- _TO DO_: Return each line of the records holding the string "高村光太郎訳編".

## start DATA IN THIS EXERCISE

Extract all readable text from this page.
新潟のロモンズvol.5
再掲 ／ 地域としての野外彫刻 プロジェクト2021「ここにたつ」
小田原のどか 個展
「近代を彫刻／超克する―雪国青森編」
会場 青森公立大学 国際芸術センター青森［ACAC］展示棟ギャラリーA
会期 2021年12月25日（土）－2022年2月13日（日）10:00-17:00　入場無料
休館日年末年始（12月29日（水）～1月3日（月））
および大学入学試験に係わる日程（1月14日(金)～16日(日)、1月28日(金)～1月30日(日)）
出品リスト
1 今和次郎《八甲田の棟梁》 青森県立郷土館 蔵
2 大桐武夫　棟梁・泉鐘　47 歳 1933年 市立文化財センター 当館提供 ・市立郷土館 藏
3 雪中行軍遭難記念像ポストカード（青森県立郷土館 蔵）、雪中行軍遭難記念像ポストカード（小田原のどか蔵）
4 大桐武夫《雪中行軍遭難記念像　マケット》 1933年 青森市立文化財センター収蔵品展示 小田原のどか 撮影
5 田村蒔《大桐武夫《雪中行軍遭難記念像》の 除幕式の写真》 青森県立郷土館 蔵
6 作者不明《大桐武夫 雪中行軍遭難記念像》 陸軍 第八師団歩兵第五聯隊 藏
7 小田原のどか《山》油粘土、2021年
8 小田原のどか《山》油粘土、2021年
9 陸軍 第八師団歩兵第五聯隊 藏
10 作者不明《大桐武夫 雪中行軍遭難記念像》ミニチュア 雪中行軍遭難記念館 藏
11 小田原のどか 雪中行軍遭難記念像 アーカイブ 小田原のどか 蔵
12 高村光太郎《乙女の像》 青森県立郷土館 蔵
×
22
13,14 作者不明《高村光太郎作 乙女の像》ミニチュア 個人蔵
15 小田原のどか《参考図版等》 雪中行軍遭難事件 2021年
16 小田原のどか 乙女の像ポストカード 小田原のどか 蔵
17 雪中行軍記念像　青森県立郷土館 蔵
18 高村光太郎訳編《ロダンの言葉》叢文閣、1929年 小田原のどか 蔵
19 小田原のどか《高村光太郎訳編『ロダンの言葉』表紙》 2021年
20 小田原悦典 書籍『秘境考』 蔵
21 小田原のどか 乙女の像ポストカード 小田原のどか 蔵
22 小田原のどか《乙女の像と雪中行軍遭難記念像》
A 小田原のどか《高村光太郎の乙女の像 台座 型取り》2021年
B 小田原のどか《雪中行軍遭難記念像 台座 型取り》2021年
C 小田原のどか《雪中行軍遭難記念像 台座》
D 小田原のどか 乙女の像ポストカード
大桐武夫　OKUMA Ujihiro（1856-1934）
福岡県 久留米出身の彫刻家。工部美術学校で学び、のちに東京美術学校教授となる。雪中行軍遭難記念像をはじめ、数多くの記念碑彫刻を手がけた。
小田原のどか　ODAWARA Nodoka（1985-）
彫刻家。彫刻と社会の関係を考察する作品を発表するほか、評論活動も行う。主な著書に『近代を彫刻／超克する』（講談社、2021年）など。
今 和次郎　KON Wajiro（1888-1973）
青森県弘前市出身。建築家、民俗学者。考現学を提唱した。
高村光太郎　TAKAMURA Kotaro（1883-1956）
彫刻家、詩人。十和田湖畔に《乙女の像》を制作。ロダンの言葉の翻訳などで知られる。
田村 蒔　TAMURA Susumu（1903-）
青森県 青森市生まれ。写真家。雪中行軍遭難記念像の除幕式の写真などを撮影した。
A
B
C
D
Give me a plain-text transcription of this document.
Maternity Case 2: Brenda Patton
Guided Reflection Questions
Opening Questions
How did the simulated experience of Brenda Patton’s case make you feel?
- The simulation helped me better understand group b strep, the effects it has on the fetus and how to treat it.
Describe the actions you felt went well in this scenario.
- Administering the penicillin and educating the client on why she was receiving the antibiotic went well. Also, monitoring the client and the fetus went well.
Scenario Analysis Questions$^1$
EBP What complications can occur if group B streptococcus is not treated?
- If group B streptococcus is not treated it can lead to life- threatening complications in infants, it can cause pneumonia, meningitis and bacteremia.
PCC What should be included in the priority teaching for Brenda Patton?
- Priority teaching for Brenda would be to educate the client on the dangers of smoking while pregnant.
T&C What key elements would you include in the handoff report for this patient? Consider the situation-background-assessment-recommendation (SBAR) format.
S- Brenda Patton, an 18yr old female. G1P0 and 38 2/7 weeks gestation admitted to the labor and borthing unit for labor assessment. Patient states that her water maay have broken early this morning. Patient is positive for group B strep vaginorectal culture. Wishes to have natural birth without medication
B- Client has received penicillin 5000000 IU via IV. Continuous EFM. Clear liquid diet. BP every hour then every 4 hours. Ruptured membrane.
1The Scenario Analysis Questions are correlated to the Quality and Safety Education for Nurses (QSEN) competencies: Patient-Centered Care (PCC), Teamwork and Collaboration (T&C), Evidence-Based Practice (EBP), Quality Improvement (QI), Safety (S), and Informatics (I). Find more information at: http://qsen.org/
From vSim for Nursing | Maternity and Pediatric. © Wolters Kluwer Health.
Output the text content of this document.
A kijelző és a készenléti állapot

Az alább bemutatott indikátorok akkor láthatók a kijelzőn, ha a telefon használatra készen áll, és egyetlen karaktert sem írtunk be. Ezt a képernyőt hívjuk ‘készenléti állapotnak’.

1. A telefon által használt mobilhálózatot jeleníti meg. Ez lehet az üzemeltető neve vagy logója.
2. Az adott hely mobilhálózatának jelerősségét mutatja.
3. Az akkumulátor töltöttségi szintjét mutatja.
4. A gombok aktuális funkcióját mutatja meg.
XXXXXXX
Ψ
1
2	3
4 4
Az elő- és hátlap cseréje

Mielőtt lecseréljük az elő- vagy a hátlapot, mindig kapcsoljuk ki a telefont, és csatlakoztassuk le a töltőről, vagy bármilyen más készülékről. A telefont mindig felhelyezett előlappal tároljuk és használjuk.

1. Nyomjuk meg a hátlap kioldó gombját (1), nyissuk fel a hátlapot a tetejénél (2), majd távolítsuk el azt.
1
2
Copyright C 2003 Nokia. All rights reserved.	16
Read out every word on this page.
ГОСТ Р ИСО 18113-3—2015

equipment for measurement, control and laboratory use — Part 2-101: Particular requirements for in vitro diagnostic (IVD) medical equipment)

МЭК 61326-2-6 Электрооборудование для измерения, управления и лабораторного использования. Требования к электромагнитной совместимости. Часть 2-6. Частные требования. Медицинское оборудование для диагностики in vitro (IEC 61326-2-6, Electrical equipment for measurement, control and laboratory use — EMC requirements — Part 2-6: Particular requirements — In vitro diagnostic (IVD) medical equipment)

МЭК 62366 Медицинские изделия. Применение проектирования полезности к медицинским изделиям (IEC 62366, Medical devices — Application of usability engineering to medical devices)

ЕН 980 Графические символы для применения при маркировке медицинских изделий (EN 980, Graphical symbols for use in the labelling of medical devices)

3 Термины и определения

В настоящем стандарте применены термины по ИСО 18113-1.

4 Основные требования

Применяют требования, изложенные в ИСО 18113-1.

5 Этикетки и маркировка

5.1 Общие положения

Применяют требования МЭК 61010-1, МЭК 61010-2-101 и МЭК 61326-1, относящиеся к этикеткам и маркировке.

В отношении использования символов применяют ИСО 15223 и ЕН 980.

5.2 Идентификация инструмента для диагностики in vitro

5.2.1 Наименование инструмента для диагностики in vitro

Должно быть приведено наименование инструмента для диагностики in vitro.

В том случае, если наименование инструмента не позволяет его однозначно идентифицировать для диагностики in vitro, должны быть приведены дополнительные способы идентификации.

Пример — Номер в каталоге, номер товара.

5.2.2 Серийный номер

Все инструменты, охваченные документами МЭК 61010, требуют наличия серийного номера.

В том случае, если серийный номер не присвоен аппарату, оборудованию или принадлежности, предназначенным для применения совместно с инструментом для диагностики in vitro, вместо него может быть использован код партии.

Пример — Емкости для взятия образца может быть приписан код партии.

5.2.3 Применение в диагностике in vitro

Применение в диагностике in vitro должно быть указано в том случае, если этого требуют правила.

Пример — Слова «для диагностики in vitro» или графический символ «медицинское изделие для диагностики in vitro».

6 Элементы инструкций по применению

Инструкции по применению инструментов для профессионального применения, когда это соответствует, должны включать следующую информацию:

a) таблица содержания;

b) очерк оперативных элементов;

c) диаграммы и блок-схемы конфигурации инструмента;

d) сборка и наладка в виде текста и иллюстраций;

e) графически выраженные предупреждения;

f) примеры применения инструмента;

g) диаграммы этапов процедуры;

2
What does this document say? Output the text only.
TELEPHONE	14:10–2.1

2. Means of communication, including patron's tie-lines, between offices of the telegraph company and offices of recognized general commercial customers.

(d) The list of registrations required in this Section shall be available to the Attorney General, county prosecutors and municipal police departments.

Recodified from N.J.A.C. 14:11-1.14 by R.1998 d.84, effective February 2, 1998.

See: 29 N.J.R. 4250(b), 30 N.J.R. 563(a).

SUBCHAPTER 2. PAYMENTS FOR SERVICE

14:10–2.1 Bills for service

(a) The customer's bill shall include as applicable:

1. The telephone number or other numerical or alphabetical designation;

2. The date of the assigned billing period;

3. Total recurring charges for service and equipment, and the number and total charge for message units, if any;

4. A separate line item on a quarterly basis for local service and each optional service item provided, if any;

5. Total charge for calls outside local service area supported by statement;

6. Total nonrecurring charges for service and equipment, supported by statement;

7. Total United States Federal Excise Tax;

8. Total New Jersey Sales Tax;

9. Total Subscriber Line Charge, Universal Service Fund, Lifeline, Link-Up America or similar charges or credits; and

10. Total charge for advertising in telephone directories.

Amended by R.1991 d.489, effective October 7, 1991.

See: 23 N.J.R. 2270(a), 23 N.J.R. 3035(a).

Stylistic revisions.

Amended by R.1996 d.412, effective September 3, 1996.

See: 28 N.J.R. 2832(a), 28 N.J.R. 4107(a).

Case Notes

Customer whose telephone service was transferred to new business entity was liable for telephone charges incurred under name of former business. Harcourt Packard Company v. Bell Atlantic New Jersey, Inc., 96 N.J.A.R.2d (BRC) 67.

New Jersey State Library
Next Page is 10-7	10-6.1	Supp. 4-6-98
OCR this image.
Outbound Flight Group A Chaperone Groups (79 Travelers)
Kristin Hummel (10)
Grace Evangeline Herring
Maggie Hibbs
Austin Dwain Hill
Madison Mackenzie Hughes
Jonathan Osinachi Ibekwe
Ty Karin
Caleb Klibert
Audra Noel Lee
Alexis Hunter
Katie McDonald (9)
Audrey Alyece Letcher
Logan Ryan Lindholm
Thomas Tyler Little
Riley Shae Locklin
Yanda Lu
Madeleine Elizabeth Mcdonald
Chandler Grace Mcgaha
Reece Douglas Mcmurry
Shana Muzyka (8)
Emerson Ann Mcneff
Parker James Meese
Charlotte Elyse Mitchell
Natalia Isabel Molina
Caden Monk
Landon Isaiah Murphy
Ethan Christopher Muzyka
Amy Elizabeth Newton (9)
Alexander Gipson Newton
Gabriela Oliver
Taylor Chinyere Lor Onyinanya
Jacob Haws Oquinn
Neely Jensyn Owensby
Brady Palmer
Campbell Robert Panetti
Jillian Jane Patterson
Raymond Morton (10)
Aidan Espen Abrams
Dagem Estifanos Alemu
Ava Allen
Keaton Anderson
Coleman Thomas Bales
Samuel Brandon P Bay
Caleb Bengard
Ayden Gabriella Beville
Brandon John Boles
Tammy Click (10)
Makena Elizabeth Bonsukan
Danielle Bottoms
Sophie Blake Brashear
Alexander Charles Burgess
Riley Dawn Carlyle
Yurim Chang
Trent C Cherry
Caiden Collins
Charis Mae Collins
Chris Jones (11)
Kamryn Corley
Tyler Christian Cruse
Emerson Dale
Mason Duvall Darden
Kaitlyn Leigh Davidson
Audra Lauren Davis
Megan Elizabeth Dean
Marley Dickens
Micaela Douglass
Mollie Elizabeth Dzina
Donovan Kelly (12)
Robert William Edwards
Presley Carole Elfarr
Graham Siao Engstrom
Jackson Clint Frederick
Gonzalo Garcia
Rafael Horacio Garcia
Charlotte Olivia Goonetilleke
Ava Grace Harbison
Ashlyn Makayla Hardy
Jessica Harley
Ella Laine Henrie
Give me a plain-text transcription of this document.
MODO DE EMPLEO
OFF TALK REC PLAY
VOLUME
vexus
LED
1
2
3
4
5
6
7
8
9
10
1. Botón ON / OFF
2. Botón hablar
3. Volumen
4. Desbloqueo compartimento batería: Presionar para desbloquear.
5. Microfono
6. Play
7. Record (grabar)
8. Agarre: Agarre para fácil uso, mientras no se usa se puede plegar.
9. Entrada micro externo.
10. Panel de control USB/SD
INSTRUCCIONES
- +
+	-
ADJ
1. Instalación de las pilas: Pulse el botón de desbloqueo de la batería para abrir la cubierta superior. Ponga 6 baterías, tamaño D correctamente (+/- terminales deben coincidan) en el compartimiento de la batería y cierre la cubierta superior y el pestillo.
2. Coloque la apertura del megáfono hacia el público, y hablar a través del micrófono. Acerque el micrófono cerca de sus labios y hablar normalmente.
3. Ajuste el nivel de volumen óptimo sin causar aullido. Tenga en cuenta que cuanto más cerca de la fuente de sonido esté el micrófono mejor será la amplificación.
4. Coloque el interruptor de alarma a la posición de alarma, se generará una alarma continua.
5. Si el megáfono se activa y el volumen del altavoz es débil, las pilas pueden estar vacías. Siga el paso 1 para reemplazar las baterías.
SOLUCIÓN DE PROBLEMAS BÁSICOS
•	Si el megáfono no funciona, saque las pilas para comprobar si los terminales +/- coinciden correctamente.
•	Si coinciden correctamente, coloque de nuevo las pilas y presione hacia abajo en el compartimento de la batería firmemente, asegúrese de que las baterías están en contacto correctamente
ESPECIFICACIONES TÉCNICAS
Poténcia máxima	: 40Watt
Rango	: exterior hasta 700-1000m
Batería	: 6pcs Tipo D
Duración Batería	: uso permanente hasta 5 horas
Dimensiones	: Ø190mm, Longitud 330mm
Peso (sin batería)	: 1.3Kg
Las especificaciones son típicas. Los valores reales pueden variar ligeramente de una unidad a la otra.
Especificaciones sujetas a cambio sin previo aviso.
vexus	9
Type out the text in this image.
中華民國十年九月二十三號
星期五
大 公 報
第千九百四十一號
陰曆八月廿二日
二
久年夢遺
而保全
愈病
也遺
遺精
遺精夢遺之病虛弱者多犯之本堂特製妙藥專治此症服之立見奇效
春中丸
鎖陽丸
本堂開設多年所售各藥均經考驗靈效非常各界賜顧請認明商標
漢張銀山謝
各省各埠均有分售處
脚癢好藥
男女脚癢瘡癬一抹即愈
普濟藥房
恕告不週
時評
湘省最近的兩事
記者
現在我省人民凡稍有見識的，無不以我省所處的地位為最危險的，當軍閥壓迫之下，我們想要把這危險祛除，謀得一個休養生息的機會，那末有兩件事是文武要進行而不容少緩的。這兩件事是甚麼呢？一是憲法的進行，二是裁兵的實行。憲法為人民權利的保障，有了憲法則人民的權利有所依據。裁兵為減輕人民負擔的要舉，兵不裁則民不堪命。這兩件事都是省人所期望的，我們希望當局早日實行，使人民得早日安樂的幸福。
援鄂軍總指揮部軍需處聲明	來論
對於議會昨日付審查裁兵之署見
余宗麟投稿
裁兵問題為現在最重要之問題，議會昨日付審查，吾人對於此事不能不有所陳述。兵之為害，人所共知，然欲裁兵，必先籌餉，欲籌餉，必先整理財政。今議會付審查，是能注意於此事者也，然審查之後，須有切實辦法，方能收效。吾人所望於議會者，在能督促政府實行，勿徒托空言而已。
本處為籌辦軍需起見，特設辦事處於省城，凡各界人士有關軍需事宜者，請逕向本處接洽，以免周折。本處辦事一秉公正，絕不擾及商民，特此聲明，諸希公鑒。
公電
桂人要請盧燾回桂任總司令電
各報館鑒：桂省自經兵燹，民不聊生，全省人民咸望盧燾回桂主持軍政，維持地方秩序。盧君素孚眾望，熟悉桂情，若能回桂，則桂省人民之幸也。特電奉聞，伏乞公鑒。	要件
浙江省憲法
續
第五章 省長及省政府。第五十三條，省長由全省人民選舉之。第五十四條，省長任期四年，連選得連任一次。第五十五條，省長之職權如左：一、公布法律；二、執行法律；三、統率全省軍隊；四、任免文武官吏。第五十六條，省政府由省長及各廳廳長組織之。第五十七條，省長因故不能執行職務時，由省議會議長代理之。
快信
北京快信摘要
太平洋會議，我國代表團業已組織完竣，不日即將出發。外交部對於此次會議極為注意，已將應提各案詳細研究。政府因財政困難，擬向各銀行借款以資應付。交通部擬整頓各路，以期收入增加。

## end DATA IN THIS EXERCISE

- _FINISHED TASK_:
18 高村光太郎訳編《ロダンの言葉》叢文閣、1929年 小田原のどか 蔵
19 小田原のどか《高村光太郎訳編『ロダンの言葉』表紙》 2021年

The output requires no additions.